*Given data*

★ ★ ★ ★ ★

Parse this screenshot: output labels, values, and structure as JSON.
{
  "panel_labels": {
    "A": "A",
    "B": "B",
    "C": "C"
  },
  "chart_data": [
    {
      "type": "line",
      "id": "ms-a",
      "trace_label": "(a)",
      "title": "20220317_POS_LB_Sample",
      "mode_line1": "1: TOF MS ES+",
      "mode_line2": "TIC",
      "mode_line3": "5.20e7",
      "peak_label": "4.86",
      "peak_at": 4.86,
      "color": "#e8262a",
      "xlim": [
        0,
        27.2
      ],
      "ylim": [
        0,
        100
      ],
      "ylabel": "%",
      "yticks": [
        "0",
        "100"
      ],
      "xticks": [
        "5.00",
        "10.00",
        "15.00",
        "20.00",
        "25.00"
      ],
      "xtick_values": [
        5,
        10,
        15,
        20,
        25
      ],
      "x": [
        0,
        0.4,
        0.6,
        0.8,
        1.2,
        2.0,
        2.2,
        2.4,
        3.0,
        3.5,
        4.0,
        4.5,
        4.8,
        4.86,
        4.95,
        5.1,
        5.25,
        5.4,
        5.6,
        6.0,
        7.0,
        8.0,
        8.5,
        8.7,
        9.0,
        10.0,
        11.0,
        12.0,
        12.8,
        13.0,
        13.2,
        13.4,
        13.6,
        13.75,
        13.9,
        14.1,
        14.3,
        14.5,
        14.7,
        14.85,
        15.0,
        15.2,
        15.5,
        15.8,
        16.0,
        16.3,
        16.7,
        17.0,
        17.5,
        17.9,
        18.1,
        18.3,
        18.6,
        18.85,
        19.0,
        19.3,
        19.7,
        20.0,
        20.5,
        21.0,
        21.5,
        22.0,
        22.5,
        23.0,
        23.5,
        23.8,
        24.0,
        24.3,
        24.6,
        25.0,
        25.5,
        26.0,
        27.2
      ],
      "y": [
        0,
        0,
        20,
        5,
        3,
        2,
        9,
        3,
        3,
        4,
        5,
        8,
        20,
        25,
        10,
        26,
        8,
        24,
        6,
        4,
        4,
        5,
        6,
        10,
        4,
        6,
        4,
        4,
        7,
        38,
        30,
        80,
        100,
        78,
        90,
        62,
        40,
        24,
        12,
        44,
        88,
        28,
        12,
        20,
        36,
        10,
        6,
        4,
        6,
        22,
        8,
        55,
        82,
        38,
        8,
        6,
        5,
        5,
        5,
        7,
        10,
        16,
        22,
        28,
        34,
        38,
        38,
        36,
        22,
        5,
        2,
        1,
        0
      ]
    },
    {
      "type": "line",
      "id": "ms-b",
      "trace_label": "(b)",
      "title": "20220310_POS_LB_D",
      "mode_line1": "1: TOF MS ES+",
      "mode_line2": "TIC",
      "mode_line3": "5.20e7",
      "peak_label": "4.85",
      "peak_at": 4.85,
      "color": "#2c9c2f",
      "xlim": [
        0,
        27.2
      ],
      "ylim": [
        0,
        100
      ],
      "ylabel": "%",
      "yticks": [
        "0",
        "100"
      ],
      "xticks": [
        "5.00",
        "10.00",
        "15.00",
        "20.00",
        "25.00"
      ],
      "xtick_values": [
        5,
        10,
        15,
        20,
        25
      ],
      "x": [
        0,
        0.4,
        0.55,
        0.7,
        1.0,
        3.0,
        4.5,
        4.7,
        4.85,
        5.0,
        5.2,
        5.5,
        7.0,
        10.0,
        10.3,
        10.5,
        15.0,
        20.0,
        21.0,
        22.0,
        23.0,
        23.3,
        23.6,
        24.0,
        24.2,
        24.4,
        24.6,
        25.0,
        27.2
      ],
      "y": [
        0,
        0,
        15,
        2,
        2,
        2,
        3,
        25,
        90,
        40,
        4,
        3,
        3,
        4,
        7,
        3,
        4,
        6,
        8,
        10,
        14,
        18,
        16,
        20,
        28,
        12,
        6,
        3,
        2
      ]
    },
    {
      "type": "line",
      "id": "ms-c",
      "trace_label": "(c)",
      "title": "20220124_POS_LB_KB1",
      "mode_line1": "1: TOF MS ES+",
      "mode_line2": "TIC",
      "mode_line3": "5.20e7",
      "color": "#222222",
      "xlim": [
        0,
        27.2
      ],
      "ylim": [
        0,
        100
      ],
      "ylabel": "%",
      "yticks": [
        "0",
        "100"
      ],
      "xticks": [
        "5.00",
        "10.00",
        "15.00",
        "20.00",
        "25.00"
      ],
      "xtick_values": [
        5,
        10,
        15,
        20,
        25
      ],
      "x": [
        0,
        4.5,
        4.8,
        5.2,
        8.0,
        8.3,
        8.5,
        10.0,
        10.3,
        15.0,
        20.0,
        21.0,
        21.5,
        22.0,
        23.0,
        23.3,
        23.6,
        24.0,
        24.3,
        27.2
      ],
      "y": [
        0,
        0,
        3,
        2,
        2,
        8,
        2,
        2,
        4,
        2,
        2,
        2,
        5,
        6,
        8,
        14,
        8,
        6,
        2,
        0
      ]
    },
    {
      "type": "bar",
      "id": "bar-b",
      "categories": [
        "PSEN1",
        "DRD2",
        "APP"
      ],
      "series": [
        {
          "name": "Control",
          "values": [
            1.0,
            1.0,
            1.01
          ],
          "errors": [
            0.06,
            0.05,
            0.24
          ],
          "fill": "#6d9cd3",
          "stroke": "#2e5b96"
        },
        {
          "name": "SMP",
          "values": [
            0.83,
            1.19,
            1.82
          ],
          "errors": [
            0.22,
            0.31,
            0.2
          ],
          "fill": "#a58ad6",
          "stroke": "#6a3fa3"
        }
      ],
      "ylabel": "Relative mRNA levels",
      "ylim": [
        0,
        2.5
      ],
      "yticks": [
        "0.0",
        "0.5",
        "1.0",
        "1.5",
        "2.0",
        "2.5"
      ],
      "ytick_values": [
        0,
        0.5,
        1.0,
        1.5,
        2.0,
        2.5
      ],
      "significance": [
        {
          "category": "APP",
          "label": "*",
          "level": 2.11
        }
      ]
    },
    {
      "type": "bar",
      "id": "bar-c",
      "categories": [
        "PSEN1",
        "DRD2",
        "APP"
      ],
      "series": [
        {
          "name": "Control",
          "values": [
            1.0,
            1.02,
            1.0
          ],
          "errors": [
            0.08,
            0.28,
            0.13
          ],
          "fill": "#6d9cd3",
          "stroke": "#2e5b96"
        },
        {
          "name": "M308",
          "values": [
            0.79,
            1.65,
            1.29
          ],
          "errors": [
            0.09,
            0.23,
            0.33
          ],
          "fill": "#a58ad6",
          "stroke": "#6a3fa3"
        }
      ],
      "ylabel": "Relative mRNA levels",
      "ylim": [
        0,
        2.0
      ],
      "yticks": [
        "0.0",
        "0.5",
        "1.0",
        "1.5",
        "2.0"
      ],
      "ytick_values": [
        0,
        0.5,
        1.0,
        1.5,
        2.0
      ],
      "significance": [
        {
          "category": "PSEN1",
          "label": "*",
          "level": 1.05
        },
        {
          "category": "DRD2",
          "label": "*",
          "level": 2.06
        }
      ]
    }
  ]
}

★ ★ ★ ★ ★

*Task prompt*
Each record must be returned in full and exactly.

*Task result*
Parse this screenshot: output labels, values, and structure as JSON.
{
  "panel_labels": {
    "A": "A",
    "B": "B",
    "C": "C"
  },
  "chart_data": [
    {
      "type": "line",
      "id": "ms-a",
      "trace_label": "(a)",
      "title": "20220317_POS_LB_Sample",
      "mode_line1": "1: TOF MS ES+",
      "mode_line2": "TIC",
      "mode_line3": "5.20e7",
      "peak_label": "4.86",
      "peak_at": 4.86,
      "color": "#e8262a",
      "xlim": [
        0,
        27.2
      ],
      "ylim": [
        0,
        100
      ],
      "ylabel": "%",
      "yticks": [
        "0",
        "100"
      ],
      "xticks": [
        "5.00",
        "10.00",
        "15.00",
        "20.00",
        "25.00"
      ],
      "xtick_values": [
        5,
        10,
        15,
        20,
        25
      ],
      "x": [
        0,
        0.4,
        0.6,
        0.8,
        1.2,
        2.0,
        2.2,
        2.4,
        3.0,
        3.5,
        4.0,
        4.5,
        4.8,
        4.86,
        4.95,
        5.1,
        5.25,
        5.4,
        5.6,
        6.0,
        7.0,
        8.0,
        8.5,
        8.7,
        9.0,
        10.0,
        11.0,
        12.0,
        12.8,
        13.0,
        13.2,
        13.4,
        13.6,
        13.75,
        13.9,
        14.1,
        14.3,
        14.5,
        14.7,
        14.85,
        15.0,
        15.2,
        15.5,
        15.8,
        16.0,
        16.3,
        16.7,
        17.0,
        17.5,
        17.9,
        18.1,
        18.3,
        18.6,
        18.85,
        19.0,
        19.3,
        19.7,
        20.0,
        20.5,
        21.0,
        21.5,
        22.0,
        22.5,
        23.0,
        23.5,
        23.8,
        24.0,
        24.3,
        24.6,
        25.0,
        25.5,
        26.0,
        27.2
      ],
      "y": [
        0,
        0,
        20,
        5,
        3,
        2,
        9,
        3,
        3,
        4,
        5,
        8,
        20,
        25,
        10,
        26,
        8,
        24,
        6,
        4,
        4,
        5,
        6,
        10,
        4,
        6,
        4,
        4,
        7,
        38,
        30,
        80,
        100,
        78,
        90,
        62,
        40,
        24,
        12,
        44,
        88,
        28,
        12,
        20,
        36,
        10,
        6,
        4,
        6,
        22,
        8,
        55,
        82,
        38,
        8,
        6,
        5,
        5,
        5,
        7,
        10,
        16,
        22,
        28,
        34,
        38,
        38,
        36,
        22,
        5,
        2,
        1,
        0
      ]
    },
    {
      "type": "line",
      "id": "ms-b",
      "trace_label": "(b)",
      "title": "20220310_POS_LB_D",
      "mode_line1": "1: TOF MS ES+",
      "mode_line2": "TIC",
      "mode_line3": "5.20e7",
      "peak_label": "4.85",
      "peak_at": 4.85,
      "color": "#2c9c2f",
      "xlim": [
        0,
        27.2
      ],
      "ylim": [
        0,
        100
      ],
      "ylabel": "%",
      "yticks": [
        "0",
        "100"
      ],
      "xticks": [
        "5.00",
        "10.00",
        "15.00",
        "20.00",
        "25.00"
      ],
      "xtick_values": [
        5,
        10,
        15,
        20,
        25
      ],
      "x": [
        0,
        0.4,
        0.55,
        0.7,
        1.0,
        3.0,
        4.5,
        4.7,
        4.85,
        5.0,
        5.2,
        5.5,
        7.0,
        10.0,
        10.3,
        10.5,
        15.0,
        20.0,
        21.0,
        22.0,
        23.0,
        23.3,
        23.6,
        24.0,
        24.2,
        24.4,
        24.6,
        25.0,
        27.2
      ],
      "y": [
        0,
        0,
        15,
        2,
        2,
        2,
        3,
        25,
        90,
        40,
        4,
        3,
        3,
        4,
        7,
        3,
        4,
        6,
        8,
        10,
        14,
        18,
        16,
        20,
        28,
        12,
        6,
        3,
        2
      ]
    },
    {
      "type": "line",
      "id": "ms-c",
      "trace_label": "(c)",
      "title": "20220124_POS_LB_KB1",
      "mode_line1": "1: TOF MS ES+",
      "mode_line2": "TIC",
      "mode_line3": "5.20e7",
      "color": "#222222",
      "xlim": [
        0,
        27.2
      ],
      "ylim": [
        0,
        100
      ],
      "ylabel": "%",
      "yticks": [
        "0",
        "100"
      ],
      "xticks": [
        "5.00",
        "10.00",
        "15.00",
        "20.00",
        "25.00"
      ],
      "xtick_values": [
        5,
        10,
        15,
        20,
        25
      ],
      "x": [
        0,
        4.5,
        4.8,
        5.2,
        8.0,
        8.3,
        8.5,
        10.0,
        10.3,
        15.0,
        20.0,
        21.0,
        21.5,
        22.0,
        23.0,
        23.3,
        23.6,
        24.0,
        24.3,
        27.2
      ],
      "y": [
        0,
        0,
        3,
        2,
        2,
        8,
        2,
        2,
        4,
        2,
        2,
        2,
        5,
        6,
        8,
        14,
        8,
        6,
        2,
        0
      ]
    },
    {
      "type": "bar",
      "id": "bar-b",
      "categories": [
        "PSEN1",
        "DRD2",
        "APP"
      ],
      "series": [
        {
          "name": "Control",
          "values": [
            1.0,
            1.0,
            1.01
          ],
          "errors": [
            0.06,
            0.05,
            0.24
          ],
          "fill": "#6d9cd3",
          "stroke": "#2e5b96"
        },
        {
          "name": "SMP",
          "values": [
            0.83,
            1.19,
            1.82
          ],
          "errors": [
            0.22,
            0.31,
            0.2
          ],
          "fill": "#a58ad6",
          "stroke": "#6a3fa3"
        }
      ],
      "ylabel": "Relative mRNA levels",
      "ylim": [
        0,
        2.5
      ],
      "yticks": [
        "0.0",
        "0.5",
        "1.0",
        "1.5",
        "2.0",
        "2.5"
      ],
      "ytick_values": [
        0,
        0.5,
        1.0,
        1.5,
        2.0,
        2.5
      ],
      "significance": [
        {
          "category": "APP",
          "label": "*",
          "level": 2.11
        }
      ]
    },
    {
      "type": "bar",
      "id": "bar-c",
      "categories": [
        "PSEN1",
        "DRD2",
        "APP"
      ],
      "series": [
        {
          "name": "Control",
          "values": [
            1.0,
            1.02,
            1.0
          ],
          "errors": [
            0.08,
            0.28,
            0.13
          ],
          "fill": "#6d9cd3",
          "stroke": "#2e5b96"
        },
        {
          "name": "M308",
          "values": [
            0.79,
            1.65,
            1.29
          ],
          "errors": [
            0.09,
            0.23,
            0.33
          ],
          "fill": "#a58ad6",
          "stroke": "#6a3fa3"
        }
      ],
      "ylabel": "Relative mRNA levels",
      "ylim": [
        0,
        2.0
      ],
      "yticks": [
        "0.0",
        "0.5",
        "1.0",
        "1.5",
        "2.0"
      ],
      "ytick_values": [
        0,
        0.5,
        1.0,
        1.5,
        2.0
      ],
      "significance": [
        {
          "category": "PSEN1",
          "label": "*",
          "level": 1.05
        },
        {
          "category": "DRD2",
          "label": "*",
          "level": 2.06
        }
      ]
    }
  ]
}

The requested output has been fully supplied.